**Task description**
Assemble all lines in which the string "this" appears.
>> start Working data
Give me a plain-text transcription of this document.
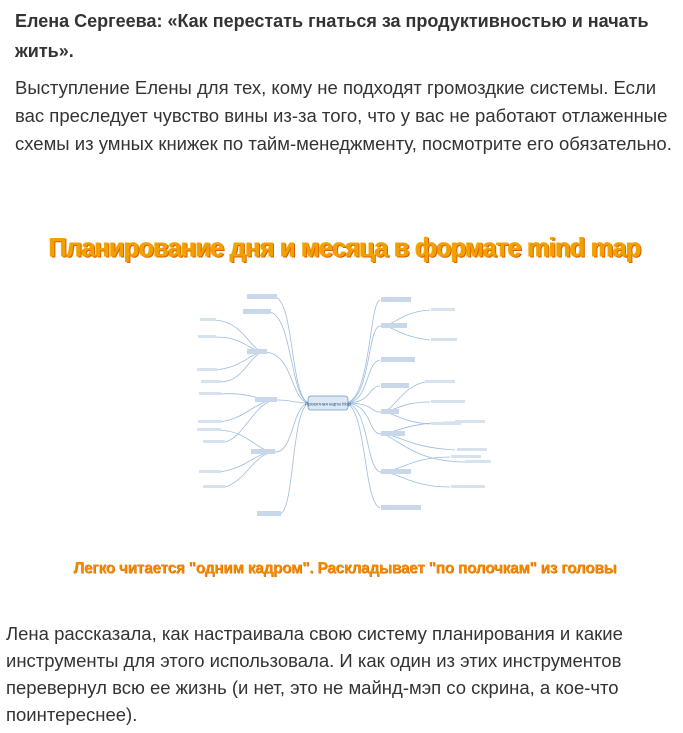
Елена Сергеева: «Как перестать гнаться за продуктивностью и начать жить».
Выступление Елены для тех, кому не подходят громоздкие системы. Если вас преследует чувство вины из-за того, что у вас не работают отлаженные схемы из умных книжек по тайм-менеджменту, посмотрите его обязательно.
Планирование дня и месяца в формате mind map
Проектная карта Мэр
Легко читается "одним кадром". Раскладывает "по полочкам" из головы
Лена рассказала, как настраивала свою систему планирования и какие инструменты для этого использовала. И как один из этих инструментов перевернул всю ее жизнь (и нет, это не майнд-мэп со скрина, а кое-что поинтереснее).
>> end Working data
>> start Working data
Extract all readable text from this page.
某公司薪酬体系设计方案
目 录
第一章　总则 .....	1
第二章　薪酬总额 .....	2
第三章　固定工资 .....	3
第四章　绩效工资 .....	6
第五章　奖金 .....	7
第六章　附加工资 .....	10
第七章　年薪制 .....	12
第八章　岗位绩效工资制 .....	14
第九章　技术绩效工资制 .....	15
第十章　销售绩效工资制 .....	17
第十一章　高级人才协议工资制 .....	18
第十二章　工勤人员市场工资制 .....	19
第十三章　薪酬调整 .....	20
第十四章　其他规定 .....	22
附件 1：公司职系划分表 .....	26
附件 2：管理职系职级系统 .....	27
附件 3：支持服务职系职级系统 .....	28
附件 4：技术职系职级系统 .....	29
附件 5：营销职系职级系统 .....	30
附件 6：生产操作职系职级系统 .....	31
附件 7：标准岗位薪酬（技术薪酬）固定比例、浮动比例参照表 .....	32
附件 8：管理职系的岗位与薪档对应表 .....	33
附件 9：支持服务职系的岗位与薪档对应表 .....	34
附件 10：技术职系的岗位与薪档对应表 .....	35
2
>> end Working data
**Solution to the problem**
Give me a plain-text transcription of this document.
Extract all readable text from this page.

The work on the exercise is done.